* STATED PROBLEM:
Quote every line of the material beneath this one.

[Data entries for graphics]
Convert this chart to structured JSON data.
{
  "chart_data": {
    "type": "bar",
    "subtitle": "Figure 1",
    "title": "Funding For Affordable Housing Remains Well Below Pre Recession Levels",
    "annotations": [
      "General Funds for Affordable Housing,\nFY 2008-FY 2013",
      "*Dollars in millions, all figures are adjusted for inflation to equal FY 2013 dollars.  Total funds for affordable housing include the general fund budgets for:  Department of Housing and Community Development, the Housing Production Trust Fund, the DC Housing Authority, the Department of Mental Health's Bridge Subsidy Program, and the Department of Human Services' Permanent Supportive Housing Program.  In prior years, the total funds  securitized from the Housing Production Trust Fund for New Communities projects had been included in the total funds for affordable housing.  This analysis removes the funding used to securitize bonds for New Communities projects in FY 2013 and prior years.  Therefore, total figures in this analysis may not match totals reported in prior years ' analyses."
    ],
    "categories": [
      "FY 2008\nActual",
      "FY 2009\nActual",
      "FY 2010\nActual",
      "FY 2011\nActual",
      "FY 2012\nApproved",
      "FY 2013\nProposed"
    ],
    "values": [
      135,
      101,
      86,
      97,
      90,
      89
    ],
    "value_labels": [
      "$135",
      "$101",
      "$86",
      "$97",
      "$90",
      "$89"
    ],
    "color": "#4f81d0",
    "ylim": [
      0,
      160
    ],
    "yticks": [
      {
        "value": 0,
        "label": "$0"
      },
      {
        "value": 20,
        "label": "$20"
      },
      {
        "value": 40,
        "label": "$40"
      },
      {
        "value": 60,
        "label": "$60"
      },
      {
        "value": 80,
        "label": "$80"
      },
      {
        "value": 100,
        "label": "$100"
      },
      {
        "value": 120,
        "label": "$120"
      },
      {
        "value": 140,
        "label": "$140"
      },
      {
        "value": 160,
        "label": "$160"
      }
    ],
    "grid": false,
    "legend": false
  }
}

* OUTPUT OF THE EXERCISE:
Convert this chart to structured JSON data.
{
  "chart_data": {
    "type": "bar",
    "subtitle": "Figure 1",
    "title": "Funding For Affordable Housing Remains Well Below Pre Recession Levels",
    "annotations": [
      "General Funds for Affordable Housing,\nFY 2008-FY 2013",
      "*Dollars in millions, all figures are adjusted for inflation to equal FY 2013 dollars.  Total funds for affordable housing include the general fund budgets for:  Department of Housing and Community Development, the Housing Production Trust Fund, the DC Housing Authority, the Department of Mental Health's Bridge Subsidy Program, and the Department of Human Services' Permanent Supportive Housing Program.  In prior years, the total funds  securitized from the Housing Production Trust Fund for New Communities projects had been included in the total funds for affordable housing.  This analysis removes the funding used to securitize bonds for New Communities projects in FY 2013 and prior years.  Therefore, total figures in this analysis may not match totals reported in prior years ' analyses."
    ],
    "categories": [
      "FY 2008\nActual",
      "FY 2009\nActual",
      "FY 2010\nActual",
      "FY 2011\nActual",
      "FY 2012\nApproved",
      "FY 2013\nProposed"
    ],
    "values": [
      135,
      101,
      86,
      97,
      90,
      89
    ],
    "value_labels": [
      "$135",
      "$101",
      "$86",
      "$97",
      "$90",
      "$89"
    ],
    "color": "#4f81d0",
    "ylim": [
      0,
      160
    ],
    "yticks": [
      {
        "value": 0,
        "label": "$0"
      },
      {
        "value": 20,
        "label": "$20"
      },
      {
        "value": 40,
        "label": "$40"
      },
      {
        "value": 60,
        "label": "$60"
      },
      {
        "value": 80,
        "label": "$80"
      },
      {
        "value": 100,
        "label": "$100"
      },
      {
        "value": 120,
        "label": "$120"
      },
      {
        "value": 140,
        "label": "$140"
      },
      {
        "value": 160,
        "label": "$160"
      }
    ],
    "grid": false,
    "legend": false
  }
}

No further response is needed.